### Material for the task ###

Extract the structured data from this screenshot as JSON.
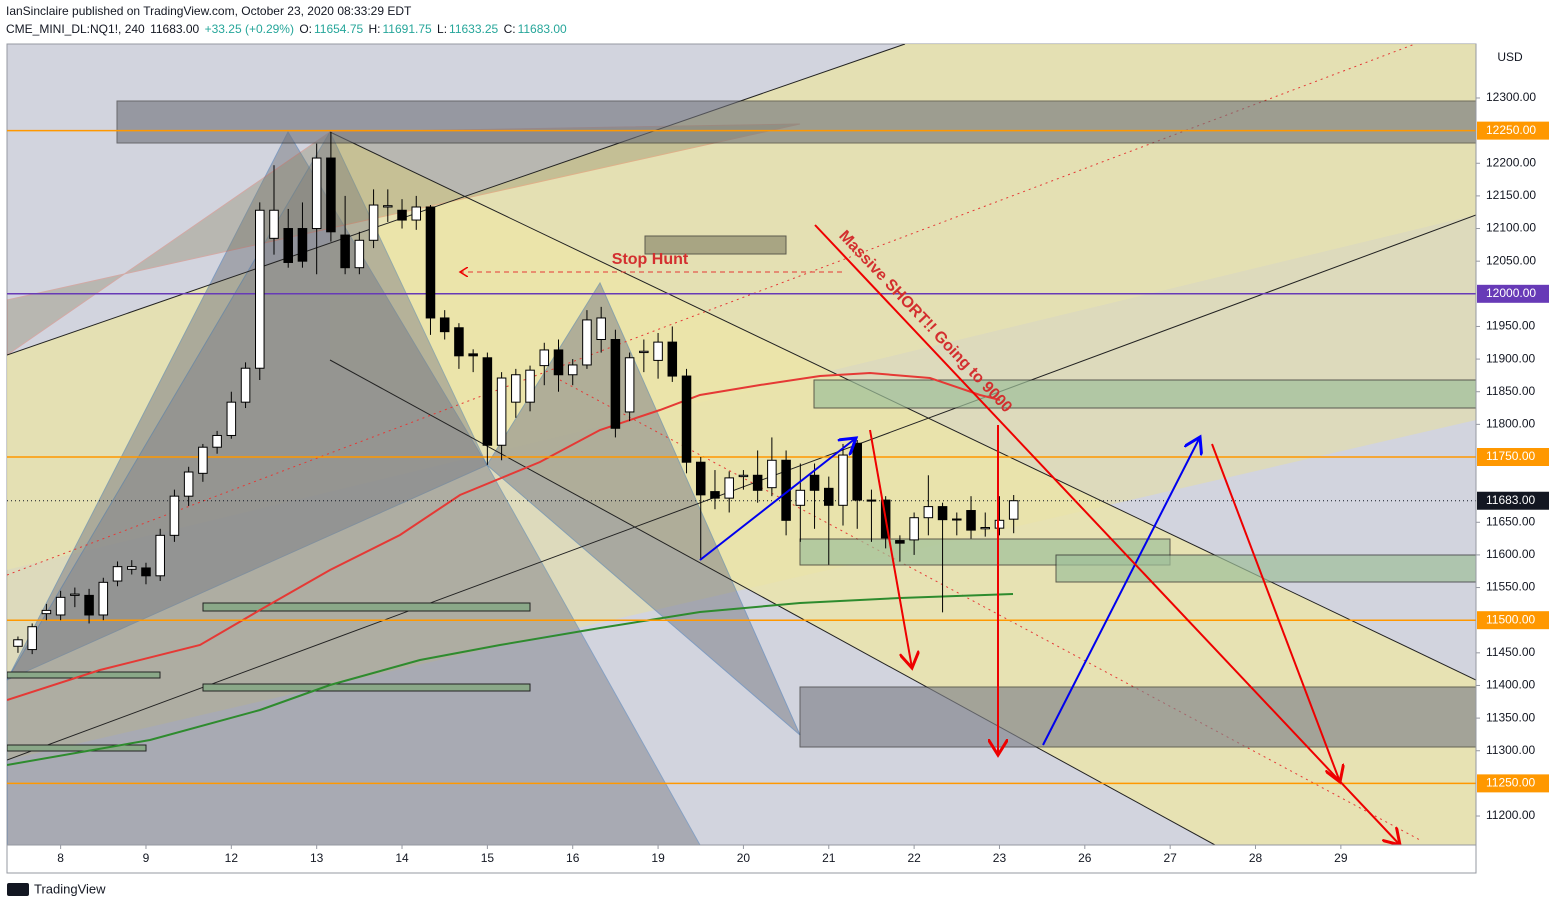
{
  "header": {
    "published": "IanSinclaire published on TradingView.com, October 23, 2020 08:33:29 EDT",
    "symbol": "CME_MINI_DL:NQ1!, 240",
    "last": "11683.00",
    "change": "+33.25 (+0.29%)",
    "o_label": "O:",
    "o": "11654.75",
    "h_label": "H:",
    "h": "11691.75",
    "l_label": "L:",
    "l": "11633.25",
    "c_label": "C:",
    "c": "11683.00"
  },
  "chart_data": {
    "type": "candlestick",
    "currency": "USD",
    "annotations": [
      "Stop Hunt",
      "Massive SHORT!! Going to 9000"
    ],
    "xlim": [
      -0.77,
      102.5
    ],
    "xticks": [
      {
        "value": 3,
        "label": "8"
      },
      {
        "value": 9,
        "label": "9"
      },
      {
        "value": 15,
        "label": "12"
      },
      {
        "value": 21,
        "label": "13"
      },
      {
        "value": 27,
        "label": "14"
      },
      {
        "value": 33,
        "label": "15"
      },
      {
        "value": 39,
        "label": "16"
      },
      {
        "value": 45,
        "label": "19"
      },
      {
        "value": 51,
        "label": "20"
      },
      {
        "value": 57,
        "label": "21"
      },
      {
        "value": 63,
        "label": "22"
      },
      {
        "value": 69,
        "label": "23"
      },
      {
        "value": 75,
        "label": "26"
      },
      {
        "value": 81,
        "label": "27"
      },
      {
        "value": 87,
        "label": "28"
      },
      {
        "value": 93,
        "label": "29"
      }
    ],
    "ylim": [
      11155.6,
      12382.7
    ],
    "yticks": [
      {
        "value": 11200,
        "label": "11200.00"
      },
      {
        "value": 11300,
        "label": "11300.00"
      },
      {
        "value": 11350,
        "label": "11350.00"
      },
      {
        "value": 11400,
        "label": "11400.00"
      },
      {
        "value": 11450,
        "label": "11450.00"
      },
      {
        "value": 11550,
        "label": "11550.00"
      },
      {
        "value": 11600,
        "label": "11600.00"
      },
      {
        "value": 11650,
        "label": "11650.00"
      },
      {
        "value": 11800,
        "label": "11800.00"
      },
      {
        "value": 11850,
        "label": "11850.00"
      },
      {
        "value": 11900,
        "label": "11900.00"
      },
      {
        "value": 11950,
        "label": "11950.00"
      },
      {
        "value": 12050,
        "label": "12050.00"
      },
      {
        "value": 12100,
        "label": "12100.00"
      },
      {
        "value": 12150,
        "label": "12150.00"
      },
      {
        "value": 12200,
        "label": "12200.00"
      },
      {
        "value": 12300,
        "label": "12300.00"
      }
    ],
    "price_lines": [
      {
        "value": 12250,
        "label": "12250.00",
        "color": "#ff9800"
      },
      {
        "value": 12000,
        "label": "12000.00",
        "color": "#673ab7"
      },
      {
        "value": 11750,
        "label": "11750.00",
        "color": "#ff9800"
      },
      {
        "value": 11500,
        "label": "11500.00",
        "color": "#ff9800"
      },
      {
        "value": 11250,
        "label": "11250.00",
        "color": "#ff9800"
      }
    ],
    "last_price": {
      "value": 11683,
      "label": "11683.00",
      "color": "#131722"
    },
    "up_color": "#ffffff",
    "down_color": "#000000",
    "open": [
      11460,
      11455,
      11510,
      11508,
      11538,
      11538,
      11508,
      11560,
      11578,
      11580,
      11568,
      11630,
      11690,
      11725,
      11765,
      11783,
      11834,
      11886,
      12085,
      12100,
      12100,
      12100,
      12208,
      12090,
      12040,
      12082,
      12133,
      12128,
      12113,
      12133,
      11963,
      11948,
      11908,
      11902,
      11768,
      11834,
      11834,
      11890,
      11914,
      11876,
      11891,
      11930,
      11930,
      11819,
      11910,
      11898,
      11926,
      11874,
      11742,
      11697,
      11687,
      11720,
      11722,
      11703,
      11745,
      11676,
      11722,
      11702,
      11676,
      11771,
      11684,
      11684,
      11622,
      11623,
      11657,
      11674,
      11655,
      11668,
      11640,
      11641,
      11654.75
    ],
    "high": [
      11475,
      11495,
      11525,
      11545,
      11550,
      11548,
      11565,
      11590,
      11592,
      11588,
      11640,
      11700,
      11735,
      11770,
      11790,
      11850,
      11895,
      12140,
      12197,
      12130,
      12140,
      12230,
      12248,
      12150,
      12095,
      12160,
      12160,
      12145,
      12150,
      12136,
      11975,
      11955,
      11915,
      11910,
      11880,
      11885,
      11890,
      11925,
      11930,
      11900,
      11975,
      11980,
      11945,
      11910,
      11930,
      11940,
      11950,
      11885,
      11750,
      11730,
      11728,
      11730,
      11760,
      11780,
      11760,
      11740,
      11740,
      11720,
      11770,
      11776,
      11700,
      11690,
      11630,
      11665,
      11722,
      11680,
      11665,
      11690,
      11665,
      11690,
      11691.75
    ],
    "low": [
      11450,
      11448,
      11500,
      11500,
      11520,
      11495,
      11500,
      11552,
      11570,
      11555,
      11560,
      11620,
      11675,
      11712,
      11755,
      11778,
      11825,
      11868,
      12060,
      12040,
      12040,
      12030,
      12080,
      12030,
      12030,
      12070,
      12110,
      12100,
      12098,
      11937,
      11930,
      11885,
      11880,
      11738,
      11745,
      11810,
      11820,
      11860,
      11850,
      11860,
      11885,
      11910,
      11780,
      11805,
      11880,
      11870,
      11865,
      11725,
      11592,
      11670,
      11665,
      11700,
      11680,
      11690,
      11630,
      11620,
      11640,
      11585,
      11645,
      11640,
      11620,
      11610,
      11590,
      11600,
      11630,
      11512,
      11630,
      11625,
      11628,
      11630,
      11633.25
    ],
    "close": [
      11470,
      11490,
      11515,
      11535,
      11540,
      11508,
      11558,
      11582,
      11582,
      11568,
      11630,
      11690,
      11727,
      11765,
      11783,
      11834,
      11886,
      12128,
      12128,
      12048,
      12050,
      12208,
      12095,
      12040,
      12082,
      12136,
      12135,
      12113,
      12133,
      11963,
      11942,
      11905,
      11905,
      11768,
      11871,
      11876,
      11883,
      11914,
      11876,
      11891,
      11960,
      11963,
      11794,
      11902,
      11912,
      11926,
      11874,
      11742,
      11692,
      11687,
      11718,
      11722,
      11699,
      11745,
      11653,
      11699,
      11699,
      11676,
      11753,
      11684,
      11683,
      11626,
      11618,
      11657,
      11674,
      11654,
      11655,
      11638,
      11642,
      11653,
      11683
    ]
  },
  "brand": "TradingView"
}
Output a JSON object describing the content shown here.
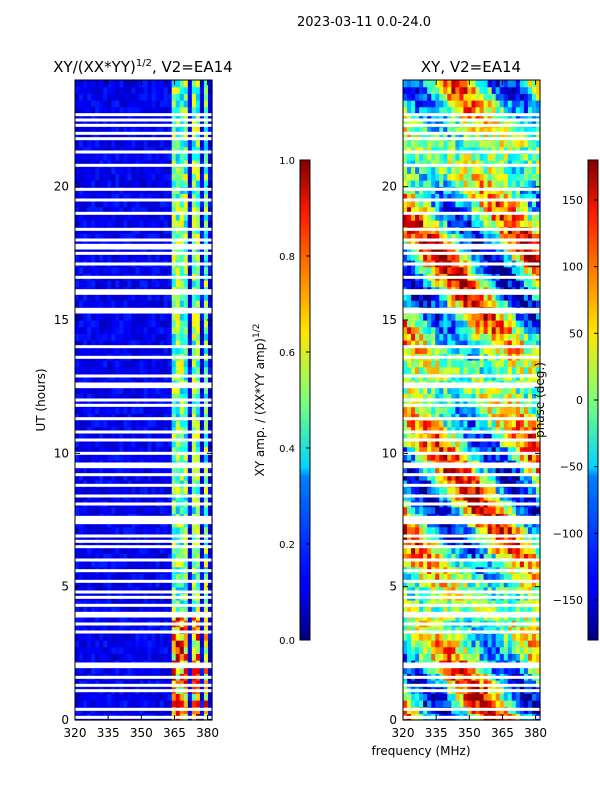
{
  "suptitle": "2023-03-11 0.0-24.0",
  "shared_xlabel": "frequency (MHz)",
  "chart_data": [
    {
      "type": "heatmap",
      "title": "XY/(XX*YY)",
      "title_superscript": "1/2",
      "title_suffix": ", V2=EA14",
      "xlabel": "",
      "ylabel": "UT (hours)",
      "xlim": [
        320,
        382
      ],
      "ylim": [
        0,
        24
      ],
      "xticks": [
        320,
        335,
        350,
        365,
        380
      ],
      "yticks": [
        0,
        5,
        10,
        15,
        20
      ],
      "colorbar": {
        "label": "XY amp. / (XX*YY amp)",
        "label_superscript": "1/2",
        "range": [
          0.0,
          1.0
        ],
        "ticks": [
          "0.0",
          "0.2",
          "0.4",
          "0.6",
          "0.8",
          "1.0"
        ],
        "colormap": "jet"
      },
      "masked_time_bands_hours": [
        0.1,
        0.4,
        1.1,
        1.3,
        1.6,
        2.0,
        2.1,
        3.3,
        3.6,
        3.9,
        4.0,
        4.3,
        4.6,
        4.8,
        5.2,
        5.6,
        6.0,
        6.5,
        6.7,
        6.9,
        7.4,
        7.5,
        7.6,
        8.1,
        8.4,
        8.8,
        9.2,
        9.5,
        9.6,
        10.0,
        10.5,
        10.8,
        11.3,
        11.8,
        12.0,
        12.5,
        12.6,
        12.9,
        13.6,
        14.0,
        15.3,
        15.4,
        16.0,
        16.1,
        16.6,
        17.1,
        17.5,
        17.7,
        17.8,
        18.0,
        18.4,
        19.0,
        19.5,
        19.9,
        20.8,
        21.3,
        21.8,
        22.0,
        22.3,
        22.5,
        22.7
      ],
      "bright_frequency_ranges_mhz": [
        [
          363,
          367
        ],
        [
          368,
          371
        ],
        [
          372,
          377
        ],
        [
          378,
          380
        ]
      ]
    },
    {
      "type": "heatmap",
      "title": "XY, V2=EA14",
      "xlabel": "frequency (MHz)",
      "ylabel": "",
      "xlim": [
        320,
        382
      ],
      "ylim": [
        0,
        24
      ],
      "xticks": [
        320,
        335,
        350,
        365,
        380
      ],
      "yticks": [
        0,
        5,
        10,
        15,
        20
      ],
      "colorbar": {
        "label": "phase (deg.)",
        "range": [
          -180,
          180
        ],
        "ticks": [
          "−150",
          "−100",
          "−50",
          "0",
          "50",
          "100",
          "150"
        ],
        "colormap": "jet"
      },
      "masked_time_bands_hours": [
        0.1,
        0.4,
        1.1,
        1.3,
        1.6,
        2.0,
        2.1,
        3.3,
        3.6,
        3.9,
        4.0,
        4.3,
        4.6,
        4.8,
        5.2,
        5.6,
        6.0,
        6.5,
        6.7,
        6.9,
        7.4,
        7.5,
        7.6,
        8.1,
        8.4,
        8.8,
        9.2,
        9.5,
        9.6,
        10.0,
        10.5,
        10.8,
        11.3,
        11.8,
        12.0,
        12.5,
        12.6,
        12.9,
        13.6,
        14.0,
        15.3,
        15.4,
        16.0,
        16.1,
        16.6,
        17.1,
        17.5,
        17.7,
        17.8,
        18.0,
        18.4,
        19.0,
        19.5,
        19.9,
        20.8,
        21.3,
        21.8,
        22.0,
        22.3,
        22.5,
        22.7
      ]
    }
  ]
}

###

- _Task statement_
Look through the records and gather every line containing "JSON".

- _Complete answer_
Extract the structured data from this screenshot as JSON.
Output a JSON object describing the content shown here.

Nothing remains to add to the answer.